Extract every line of the material that holds the string "OWMZ".

------------------------------------------------------------

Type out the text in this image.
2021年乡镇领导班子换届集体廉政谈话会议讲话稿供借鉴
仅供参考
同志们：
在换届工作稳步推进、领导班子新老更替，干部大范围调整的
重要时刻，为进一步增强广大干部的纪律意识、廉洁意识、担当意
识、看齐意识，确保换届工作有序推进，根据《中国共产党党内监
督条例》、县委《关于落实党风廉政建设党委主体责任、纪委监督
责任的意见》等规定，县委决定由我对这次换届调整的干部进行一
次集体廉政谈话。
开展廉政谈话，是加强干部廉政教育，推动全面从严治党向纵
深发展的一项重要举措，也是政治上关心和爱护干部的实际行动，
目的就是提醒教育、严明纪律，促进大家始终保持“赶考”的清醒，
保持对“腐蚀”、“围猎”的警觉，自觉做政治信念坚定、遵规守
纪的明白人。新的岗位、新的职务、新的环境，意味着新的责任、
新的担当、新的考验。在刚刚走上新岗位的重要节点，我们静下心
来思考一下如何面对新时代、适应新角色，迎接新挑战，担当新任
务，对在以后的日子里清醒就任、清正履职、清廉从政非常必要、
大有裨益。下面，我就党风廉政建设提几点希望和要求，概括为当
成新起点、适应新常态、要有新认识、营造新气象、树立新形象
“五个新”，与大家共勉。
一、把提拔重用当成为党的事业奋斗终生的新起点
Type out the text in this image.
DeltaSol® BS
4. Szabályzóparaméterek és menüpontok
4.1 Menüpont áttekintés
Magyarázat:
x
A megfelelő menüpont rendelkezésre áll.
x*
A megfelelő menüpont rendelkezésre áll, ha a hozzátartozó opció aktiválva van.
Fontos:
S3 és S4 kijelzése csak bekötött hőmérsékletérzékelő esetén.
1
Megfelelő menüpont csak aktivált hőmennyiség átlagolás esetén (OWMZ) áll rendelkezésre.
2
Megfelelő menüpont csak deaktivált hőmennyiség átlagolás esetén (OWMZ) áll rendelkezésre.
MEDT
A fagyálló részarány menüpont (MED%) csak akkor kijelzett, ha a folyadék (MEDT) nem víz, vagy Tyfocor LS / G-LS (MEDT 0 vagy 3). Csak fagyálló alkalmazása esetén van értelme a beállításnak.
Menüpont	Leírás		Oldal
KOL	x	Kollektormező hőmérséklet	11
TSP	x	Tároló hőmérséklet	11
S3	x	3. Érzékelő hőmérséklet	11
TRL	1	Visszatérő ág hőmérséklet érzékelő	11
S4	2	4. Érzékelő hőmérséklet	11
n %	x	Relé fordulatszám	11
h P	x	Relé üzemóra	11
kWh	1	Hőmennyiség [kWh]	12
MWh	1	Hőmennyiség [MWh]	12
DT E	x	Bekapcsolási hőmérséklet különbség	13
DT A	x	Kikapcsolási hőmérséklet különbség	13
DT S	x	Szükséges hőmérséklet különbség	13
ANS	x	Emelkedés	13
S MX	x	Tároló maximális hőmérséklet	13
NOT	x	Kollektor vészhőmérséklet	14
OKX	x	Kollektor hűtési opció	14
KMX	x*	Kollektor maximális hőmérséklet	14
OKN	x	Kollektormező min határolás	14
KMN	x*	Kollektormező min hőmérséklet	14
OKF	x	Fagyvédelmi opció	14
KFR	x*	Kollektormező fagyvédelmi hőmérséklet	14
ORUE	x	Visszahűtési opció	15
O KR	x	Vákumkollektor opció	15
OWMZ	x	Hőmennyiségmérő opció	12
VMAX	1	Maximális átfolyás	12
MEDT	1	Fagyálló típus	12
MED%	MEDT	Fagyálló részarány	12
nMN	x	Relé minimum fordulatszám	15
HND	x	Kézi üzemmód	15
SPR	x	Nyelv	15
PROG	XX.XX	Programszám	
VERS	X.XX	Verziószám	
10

------------------------------------------------------------

__The reply__
Megfelelő menüpont csak aktivált hőmennyiség átlagolás esetén (OWMZ) áll rendelkezésre.
Megfelelő menüpont csak deaktivált hőmennyiség átlagolás esetén (OWMZ) áll rendelkezésre.
OWMZ	x	Hőmennyiségmérő opció	12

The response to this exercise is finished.